GIVEN EXERCISE: Below are the records. List every line holding the word "name".

WORKING DATA:
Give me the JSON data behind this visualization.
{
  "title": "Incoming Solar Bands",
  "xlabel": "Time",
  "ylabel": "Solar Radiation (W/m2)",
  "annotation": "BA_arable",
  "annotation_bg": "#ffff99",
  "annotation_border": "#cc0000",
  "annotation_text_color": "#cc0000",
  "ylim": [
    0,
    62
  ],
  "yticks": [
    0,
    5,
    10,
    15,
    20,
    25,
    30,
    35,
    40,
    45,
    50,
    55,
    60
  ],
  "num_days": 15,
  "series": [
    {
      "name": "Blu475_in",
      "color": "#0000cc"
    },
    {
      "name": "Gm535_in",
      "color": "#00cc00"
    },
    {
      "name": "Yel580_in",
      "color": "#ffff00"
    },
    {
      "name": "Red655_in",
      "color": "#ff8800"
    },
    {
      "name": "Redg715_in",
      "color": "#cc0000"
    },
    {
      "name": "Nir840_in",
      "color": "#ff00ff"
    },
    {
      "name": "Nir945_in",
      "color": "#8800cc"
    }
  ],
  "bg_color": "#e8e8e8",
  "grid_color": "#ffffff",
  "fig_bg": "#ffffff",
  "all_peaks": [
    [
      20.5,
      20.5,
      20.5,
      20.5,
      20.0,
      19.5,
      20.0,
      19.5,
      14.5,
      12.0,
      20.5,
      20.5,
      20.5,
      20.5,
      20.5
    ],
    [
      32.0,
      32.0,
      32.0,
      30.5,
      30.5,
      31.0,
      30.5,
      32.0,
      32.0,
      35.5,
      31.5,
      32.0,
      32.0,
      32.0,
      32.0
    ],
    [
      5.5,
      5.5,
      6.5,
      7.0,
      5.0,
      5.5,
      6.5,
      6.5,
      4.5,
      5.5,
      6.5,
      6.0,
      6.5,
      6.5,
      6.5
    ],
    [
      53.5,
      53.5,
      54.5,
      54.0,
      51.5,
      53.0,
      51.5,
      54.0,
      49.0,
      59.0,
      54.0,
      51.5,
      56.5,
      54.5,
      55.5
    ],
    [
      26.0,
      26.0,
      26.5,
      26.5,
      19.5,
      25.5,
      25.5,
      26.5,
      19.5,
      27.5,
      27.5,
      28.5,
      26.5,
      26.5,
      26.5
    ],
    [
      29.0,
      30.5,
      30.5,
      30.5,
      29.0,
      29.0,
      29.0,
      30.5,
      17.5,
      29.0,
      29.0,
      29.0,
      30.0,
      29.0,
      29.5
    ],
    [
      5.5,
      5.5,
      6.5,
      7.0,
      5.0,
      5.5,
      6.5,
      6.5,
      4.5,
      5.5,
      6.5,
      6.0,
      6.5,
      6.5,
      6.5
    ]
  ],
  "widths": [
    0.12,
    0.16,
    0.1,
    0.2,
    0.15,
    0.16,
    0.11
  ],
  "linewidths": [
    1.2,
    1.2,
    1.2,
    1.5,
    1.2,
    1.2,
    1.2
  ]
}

ANSWER TO THIS TASK:
      "name": "Blu475_in",
      "name": "Gm535_in",
      "name": "Yel580_in",
      "name": "Red655_in",
      "name": "Redg715_in",
      "name": "Nir840_in",
      "name": "Nir945_in",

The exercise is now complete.